**TASK TO COMPLETE:** Rewrite these items with every "stripe" changed to "band" and everything else unchanged. Leave out the pictures.

**DATASET RECORDS:**
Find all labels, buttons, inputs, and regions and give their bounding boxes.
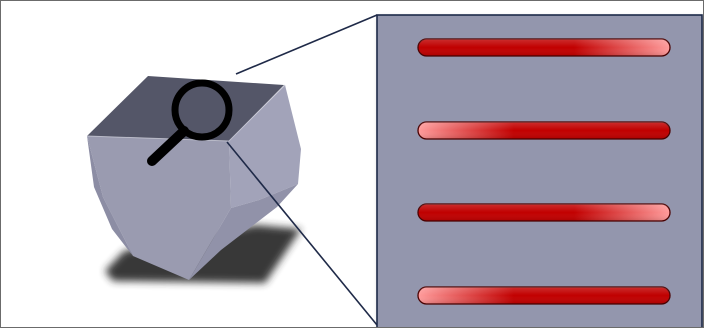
block-top-face: [87, 76, 284, 141]
magnifier-icon: [147, 79, 233, 166]
callout-line-top: [235, 14, 378, 75]
block-top-edge-highlight: [86, 84, 286, 142]
block-front-face: [87, 136, 231, 280]
stripe-1: [417, 38, 671, 57]
callout-line-bottom: [226, 141, 378, 326]
block-right-face: [229, 85, 301, 208]
faceted-block: [86, 76, 301, 280]
block-lower-right-face: [189, 184, 298, 280]
zoom-panel: [376, 14, 703, 327]
stripe-4: [417, 286, 671, 305]
stripe-3: [417, 203, 671, 222]
stripe-2: [417, 121, 671, 140]
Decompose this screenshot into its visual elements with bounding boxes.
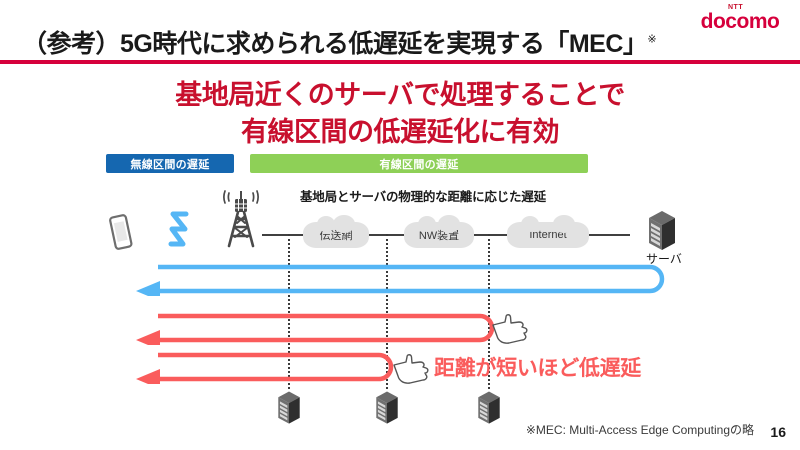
footnote: ※MEC: Multi-Access Edge Computingの略 <box>525 423 754 437</box>
title-divider <box>0 60 800 64</box>
server-rack-icon-endpoint <box>645 210 679 257</box>
title-reference-mark: ※ <box>647 33 657 46</box>
legend-wireless-delay: 無線区間の遅延 <box>106 154 234 173</box>
short-distance-annotation: 距離が短いほど低遅延 <box>434 357 641 380</box>
node-nw-equipment: NW装置 <box>404 215 474 248</box>
page-number: 16 <box>770 424 786 440</box>
wireless-signal-icon <box>165 210 195 255</box>
headline-line-2: 有線区間の低遅延化に有効 <box>241 117 560 147</box>
pointing-hand-icon-upper <box>489 312 531 353</box>
logo-ntt-text: NTT <box>728 4 744 11</box>
headline-line-1: 基地局近くのサーバで処理することで <box>175 80 625 110</box>
endpoint-server-label: サーバ <box>646 252 682 266</box>
drop-line-nw <box>386 234 388 389</box>
pointing-hand-icon-lower <box>390 352 432 393</box>
node-internet: Internet <box>507 215 589 248</box>
cell-tower-icon <box>216 190 266 253</box>
smartphone-icon <box>108 213 134 258</box>
node-internet-label: Internet <box>529 229 567 241</box>
page-title-text: （参考）5G時代に求められる低遅延を実現する「MEC」 <box>22 30 648 58</box>
logo-wordmark-text: docomo <box>700 10 780 33</box>
arrow-mec-midpoint-roundtrip <box>128 311 528 350</box>
chain-caption: 基地局とサーバの物理的な距離に応じた遅延 <box>300 190 546 204</box>
server-rack-icon-internet <box>475 390 503 431</box>
arrow-internet-roundtrip <box>128 262 680 301</box>
node-transport-network: 伝送網 <box>303 215 369 248</box>
server-rack-icon-transport <box>275 390 303 431</box>
drop-line-internet <box>488 234 490 389</box>
legend-wireless-label: 無線区間の遅延 <box>130 158 210 171</box>
docomo-logo: NTT docomo <box>694 4 786 34</box>
node-nw-equipment-label: NW装置 <box>418 230 460 242</box>
node-transport-network-label: 伝送網 <box>319 230 353 242</box>
drop-line-transport <box>288 234 290 389</box>
legend-wired-label: 有線区間の遅延 <box>379 158 459 171</box>
page-title: （参考）5G時代に求められる低遅延を実現する「MEC」※ <box>22 24 722 60</box>
arrow-mec-near-roundtrip <box>128 350 428 389</box>
legend-wired-delay: 有線区間の遅延 <box>250 154 588 173</box>
server-rack-icon-nw <box>373 390 401 431</box>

**TASK RESPONSE:**
Find all labels, buttons, inputs, and regions and give their bounding boxes.
block-top-face: [87, 76, 284, 141]
magnifier-icon: [147, 79, 233, 166]
callout-line-top: [235, 14, 378, 75]
block-top-edge-highlight: [86, 84, 286, 142]
block-front-face: [87, 136, 231, 280]
band-1: [417, 38, 671, 57]
callout-line-bottom: [226, 141, 378, 326]
block-right-face: [229, 85, 301, 208]
faceted-block: [86, 76, 301, 280]
block-lower-right-face: [189, 184, 298, 280]
zoom-panel: [376, 14, 703, 327]
band-4: [417, 286, 671, 305]
band-3: [417, 203, 671, 222]
band-2: [417, 121, 671, 140]
Decompose this screenshot into its visual elements with bounding boxes.
footnote: ※MEC: Multi-Access Edge Computingの略 <box>525 423 754 437</box>
title-divider <box>0 60 800 64</box>
server-rack-icon-endpoint <box>645 210 679 257</box>
title-reference-mark: ※ <box>647 33 657 46</box>
legend-wireless-delay: 無線区間の遅延 <box>106 154 234 173</box>
short-distance-annotation: 距離が短いほど低遅延 <box>434 357 641 380</box>
node-nw-equipment: NW装置 <box>404 215 474 248</box>
page-number: 16 <box>770 424 786 440</box>
wireless-signal-icon <box>165 210 195 255</box>
headline-line-2: 有線区間の低遅延化に有効 <box>241 117 560 147</box>
pointing-hand-icon-upper <box>489 312 531 353</box>
logo-ntt-text: NTT <box>728 4 744 11</box>
headline-line-1: 基地局近くのサーバで処理することで <box>175 80 625 110</box>
endpoint-server-label: サーバ <box>646 252 682 266</box>
drop-line-nw <box>386 234 388 389</box>
pointing-hand-icon-lower <box>390 352 432 393</box>
node-internet: Internet <box>507 215 589 248</box>
cell-tower-icon <box>216 190 266 253</box>
smartphone-icon <box>108 213 134 258</box>
node-internet-label: Internet <box>529 229 567 241</box>
page-title-text: （参考）5G時代に求められる低遅延を実現する「MEC」 <box>22 30 648 58</box>
logo-wordmark-text: docomo <box>700 10 780 33</box>
arrow-mec-midpoint-roundtrip <box>128 311 528 350</box>
chain-caption: 基地局とサーバの物理的な距離に応じた遅延 <box>300 190 546 204</box>
server-rack-icon-internet <box>475 390 503 431</box>
arrow-internet-roundtrip <box>128 262 680 301</box>
node-transport-network: 伝送網 <box>303 215 369 248</box>
server-rack-icon-transport <box>275 390 303 431</box>
drop-line-internet <box>488 234 490 389</box>
legend-wireless-label: 無線区間の遅延 <box>130 158 210 171</box>
docomo-logo: NTT docomo <box>694 4 786 34</box>
node-nw-equipment-label: NW装置 <box>418 230 460 242</box>
node-transport-network-label: 伝送網 <box>319 230 353 242</box>
drop-line-transport <box>288 234 290 389</box>
legend-wired-label: 有線区間の遅延 <box>379 158 459 171</box>
page-title: （参考）5G時代に求められる低遅延を実現する「MEC」※ <box>22 24 722 60</box>
arrow-mec-near-roundtrip <box>128 350 428 389</box>
legend-wired-delay: 有線区間の遅延 <box>250 154 588 173</box>
server-rack-icon-nw <box>373 390 401 431</box>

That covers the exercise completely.